- Task directions: Lines that hold the word "this" should be located and copied.

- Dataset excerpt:
------------

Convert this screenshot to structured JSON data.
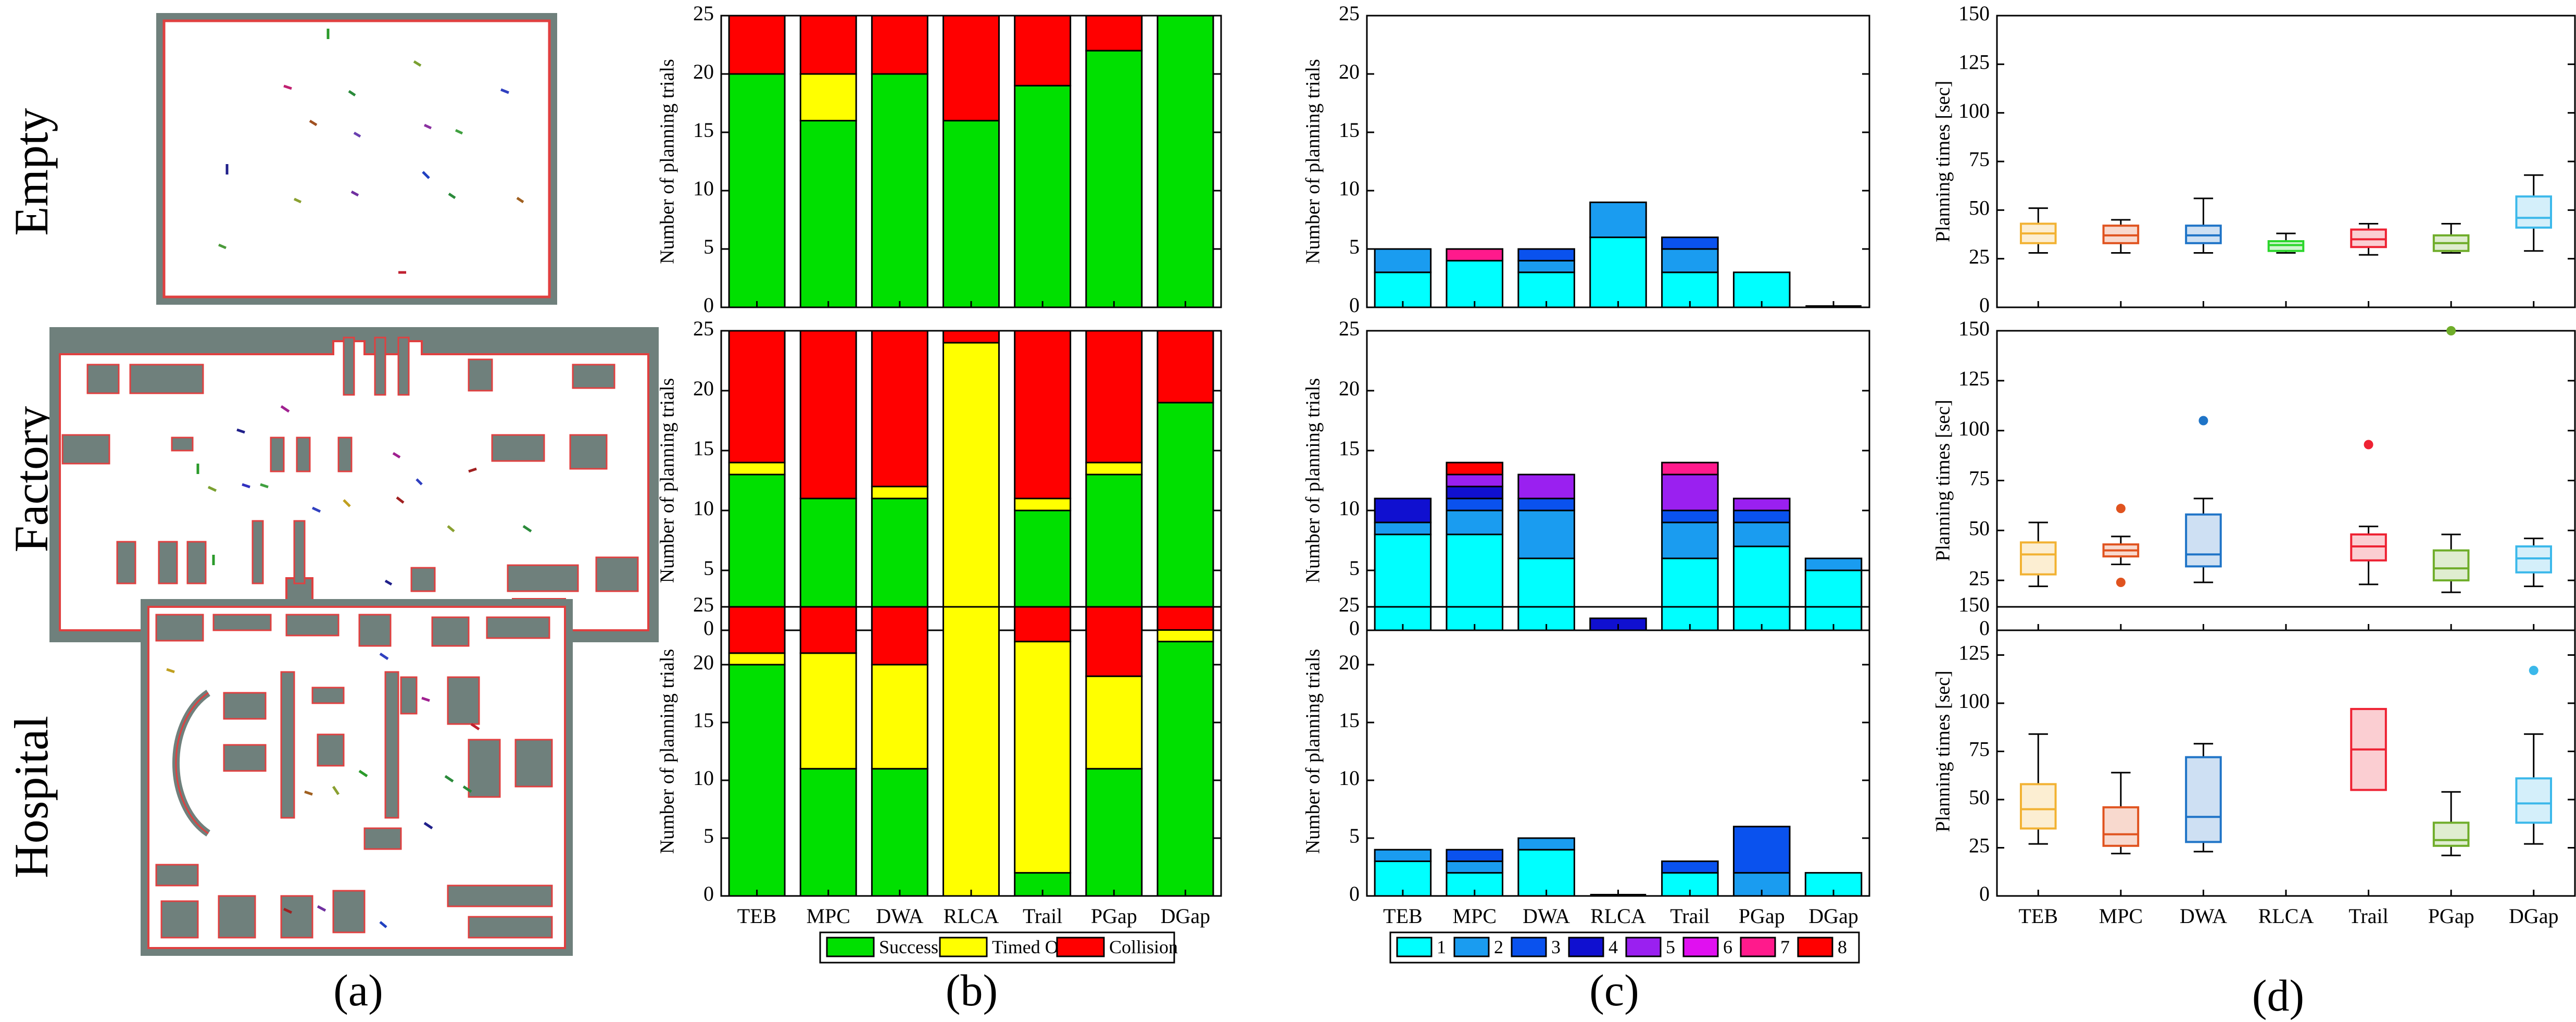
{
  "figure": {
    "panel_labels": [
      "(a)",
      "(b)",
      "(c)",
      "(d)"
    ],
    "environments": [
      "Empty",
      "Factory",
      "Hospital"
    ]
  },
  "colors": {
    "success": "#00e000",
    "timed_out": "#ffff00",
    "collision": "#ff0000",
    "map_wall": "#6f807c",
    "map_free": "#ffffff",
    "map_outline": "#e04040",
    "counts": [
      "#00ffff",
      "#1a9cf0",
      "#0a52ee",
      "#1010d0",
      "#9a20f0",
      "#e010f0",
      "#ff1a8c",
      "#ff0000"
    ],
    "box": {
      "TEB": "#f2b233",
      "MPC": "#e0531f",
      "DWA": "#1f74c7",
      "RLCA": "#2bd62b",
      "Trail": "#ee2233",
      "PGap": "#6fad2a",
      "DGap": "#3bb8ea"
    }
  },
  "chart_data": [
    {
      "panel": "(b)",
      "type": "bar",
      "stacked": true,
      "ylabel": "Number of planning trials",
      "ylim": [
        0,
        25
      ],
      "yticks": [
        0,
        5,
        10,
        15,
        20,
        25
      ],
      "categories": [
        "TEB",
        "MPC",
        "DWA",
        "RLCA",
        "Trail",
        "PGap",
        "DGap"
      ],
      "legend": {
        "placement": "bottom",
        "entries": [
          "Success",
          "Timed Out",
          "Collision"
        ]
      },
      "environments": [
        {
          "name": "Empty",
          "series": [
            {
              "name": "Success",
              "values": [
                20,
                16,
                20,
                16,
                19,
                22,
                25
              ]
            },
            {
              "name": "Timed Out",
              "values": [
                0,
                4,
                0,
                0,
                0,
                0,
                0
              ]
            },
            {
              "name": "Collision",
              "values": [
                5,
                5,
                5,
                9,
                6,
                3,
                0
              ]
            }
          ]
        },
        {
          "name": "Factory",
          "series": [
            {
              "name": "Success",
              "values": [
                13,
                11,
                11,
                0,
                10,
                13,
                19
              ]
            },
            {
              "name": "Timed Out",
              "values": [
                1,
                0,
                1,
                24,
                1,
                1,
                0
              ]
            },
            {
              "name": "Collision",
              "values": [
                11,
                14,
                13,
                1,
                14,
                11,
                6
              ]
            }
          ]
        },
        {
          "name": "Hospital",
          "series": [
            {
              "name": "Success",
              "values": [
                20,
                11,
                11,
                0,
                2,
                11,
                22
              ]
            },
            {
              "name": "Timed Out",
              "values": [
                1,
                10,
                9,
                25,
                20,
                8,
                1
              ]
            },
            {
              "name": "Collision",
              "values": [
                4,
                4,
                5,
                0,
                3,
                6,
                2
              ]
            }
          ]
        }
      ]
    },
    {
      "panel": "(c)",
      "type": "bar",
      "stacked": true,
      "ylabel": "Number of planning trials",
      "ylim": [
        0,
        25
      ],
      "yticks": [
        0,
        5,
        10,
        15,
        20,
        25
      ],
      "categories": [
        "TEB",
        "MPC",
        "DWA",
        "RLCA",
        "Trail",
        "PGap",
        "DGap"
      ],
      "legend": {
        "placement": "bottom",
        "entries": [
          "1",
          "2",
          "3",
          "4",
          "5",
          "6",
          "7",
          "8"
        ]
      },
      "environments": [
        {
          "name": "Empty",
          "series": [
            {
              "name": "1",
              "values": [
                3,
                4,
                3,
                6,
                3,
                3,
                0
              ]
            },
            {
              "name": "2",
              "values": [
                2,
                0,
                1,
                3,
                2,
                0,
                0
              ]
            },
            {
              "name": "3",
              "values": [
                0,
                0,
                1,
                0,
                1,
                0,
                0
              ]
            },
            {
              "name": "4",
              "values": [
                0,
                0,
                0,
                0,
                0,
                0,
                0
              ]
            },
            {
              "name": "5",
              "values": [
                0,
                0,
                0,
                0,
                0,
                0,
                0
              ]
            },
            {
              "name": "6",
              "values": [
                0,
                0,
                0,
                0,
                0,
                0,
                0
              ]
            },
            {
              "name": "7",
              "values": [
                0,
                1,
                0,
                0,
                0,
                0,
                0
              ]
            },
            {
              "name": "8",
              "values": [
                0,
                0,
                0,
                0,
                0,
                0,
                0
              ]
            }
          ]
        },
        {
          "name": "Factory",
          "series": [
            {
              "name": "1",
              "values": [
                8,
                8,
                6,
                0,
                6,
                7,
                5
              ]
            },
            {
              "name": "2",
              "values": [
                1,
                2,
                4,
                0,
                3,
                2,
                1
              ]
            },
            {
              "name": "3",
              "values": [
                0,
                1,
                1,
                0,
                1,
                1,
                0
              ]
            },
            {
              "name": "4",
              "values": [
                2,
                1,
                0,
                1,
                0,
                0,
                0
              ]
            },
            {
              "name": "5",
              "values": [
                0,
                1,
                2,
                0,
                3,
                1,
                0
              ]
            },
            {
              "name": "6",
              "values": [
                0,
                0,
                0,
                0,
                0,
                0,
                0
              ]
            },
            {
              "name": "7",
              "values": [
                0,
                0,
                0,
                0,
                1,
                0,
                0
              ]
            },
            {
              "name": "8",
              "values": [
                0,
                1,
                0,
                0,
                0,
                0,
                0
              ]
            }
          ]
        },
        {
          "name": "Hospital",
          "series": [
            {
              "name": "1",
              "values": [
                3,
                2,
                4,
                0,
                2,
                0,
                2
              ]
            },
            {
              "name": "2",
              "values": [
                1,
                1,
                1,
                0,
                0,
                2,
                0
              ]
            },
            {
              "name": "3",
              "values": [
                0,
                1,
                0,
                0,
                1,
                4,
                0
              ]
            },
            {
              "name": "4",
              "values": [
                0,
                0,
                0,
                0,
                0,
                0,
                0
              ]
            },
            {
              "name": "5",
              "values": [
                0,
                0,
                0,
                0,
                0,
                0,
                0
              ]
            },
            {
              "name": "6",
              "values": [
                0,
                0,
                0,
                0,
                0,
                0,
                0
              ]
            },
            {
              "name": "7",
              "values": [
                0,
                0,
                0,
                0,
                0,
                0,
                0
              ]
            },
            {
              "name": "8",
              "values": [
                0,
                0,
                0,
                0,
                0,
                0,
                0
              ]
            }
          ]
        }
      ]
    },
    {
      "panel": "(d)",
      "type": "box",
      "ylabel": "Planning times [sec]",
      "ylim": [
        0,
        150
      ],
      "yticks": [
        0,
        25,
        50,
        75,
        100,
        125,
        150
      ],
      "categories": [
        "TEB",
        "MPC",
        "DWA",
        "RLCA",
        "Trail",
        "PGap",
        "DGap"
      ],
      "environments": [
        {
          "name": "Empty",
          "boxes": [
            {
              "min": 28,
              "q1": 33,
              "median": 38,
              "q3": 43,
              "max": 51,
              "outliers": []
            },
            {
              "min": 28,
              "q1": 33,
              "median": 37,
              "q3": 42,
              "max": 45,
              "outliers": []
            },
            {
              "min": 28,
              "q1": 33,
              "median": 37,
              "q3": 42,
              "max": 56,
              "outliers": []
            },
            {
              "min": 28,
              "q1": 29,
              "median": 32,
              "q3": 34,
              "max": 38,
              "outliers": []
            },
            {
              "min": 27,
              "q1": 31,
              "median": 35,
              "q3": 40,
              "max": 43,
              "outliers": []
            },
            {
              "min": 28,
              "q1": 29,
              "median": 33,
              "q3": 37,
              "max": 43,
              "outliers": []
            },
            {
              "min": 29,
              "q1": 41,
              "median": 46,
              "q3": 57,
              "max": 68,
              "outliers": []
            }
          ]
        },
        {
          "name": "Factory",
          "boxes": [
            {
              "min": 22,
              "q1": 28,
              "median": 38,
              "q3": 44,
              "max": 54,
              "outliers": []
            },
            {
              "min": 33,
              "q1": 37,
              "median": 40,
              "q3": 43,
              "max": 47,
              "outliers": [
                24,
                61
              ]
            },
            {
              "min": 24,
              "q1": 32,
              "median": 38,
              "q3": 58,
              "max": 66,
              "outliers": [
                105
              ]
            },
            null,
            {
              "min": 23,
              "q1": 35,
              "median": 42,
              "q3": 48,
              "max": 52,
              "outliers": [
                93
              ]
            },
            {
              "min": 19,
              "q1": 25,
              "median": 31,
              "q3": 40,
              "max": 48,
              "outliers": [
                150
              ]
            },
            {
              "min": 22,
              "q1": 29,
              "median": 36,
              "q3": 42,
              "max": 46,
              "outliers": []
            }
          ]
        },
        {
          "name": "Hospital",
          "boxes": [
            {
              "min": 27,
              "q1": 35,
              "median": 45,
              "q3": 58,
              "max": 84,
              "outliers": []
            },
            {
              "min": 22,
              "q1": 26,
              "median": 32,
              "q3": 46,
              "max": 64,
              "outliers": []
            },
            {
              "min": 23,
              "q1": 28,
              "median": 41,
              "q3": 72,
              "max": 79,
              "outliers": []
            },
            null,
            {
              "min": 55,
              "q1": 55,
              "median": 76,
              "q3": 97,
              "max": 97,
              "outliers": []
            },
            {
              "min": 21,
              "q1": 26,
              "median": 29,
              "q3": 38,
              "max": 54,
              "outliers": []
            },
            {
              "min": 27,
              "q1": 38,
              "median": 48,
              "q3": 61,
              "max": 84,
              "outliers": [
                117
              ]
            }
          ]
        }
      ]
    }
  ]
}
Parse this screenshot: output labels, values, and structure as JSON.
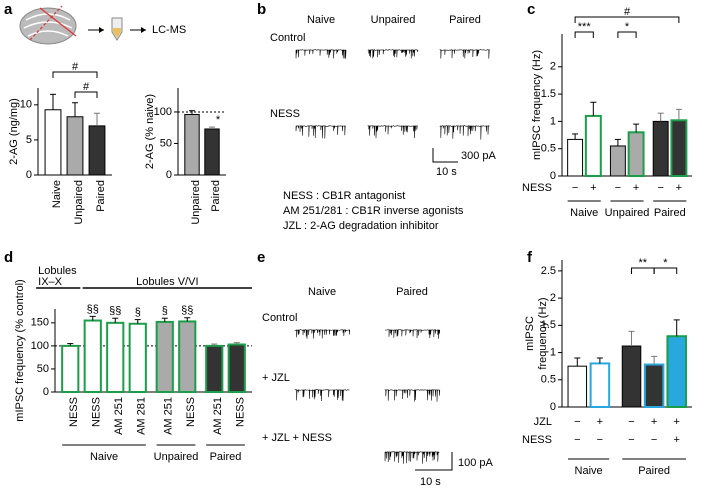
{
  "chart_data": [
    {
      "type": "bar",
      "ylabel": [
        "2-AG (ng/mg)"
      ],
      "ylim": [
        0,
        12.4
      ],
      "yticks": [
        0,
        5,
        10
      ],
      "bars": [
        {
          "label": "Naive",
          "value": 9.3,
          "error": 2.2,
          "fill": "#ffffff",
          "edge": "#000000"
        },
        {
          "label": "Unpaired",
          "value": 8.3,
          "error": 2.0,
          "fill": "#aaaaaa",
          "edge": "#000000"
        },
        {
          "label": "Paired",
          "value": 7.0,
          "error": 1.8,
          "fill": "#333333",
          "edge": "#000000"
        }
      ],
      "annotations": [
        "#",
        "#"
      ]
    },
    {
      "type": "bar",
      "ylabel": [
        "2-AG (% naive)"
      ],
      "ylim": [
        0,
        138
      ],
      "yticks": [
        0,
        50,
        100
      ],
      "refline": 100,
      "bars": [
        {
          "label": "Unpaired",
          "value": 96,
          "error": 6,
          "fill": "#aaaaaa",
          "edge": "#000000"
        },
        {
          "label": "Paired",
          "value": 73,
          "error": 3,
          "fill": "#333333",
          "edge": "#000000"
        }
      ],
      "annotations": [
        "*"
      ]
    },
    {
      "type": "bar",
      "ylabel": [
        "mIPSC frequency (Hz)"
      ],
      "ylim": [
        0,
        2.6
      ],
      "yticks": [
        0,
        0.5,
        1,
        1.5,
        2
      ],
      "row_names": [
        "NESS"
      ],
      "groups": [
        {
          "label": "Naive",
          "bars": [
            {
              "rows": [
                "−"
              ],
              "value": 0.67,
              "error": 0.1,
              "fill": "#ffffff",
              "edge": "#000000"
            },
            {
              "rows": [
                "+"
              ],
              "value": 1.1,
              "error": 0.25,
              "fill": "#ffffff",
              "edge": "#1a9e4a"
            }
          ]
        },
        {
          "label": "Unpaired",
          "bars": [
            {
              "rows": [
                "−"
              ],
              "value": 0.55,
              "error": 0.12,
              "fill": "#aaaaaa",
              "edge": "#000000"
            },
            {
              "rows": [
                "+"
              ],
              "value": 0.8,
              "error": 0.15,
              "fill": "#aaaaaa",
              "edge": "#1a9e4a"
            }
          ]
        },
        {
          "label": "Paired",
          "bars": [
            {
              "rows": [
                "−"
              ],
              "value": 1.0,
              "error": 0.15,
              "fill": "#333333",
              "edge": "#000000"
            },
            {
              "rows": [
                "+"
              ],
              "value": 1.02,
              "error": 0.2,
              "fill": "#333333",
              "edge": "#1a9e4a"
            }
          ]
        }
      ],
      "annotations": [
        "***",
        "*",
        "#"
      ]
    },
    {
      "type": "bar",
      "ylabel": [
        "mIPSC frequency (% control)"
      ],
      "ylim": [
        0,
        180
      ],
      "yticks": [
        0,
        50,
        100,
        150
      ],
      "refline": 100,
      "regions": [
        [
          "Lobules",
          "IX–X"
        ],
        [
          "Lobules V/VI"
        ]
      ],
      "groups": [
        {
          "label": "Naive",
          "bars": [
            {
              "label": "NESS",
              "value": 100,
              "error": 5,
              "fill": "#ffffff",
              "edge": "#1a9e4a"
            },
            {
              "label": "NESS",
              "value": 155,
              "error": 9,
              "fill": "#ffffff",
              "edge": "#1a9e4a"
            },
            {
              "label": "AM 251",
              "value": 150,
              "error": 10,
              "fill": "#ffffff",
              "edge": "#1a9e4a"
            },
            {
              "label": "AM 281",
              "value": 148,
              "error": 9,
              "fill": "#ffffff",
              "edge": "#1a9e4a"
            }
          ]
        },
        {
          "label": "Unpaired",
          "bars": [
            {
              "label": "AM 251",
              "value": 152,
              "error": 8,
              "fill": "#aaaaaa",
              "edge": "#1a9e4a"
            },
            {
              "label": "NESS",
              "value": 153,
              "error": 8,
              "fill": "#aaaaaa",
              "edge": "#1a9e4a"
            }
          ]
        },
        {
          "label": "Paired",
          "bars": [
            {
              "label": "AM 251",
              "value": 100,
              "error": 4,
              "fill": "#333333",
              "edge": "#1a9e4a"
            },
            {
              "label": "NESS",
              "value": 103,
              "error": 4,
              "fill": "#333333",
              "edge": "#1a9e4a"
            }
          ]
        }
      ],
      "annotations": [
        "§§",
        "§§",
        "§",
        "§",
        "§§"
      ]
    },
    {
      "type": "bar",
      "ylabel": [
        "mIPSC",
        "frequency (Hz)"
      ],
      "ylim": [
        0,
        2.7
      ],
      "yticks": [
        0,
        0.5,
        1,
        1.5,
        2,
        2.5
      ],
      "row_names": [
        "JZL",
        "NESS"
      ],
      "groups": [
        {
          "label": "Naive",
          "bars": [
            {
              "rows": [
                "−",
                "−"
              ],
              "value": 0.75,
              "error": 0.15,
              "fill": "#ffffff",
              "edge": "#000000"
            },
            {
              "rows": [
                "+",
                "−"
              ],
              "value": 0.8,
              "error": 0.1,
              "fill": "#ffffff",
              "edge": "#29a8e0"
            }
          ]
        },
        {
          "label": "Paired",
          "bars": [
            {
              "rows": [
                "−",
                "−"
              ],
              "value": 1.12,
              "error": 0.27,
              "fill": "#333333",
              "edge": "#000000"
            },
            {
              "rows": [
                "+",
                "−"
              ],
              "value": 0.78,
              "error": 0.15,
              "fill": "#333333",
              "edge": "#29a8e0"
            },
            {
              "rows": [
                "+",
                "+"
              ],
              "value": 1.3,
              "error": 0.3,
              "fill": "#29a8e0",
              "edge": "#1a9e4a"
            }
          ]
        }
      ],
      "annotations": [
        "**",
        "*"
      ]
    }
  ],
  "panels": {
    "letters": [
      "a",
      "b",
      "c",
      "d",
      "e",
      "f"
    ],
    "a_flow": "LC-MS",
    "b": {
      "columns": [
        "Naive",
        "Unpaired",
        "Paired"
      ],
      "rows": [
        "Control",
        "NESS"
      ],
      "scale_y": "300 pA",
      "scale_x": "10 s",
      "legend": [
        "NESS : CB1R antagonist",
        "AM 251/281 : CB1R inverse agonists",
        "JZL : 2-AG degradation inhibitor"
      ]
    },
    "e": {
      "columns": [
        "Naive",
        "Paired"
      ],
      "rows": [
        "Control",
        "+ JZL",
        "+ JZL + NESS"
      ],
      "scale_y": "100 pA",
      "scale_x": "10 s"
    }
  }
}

------------

- Expected output:
Convert this screenshot to structured JSON data.
Parse this screenshot: output labels, values, and structure as JSON.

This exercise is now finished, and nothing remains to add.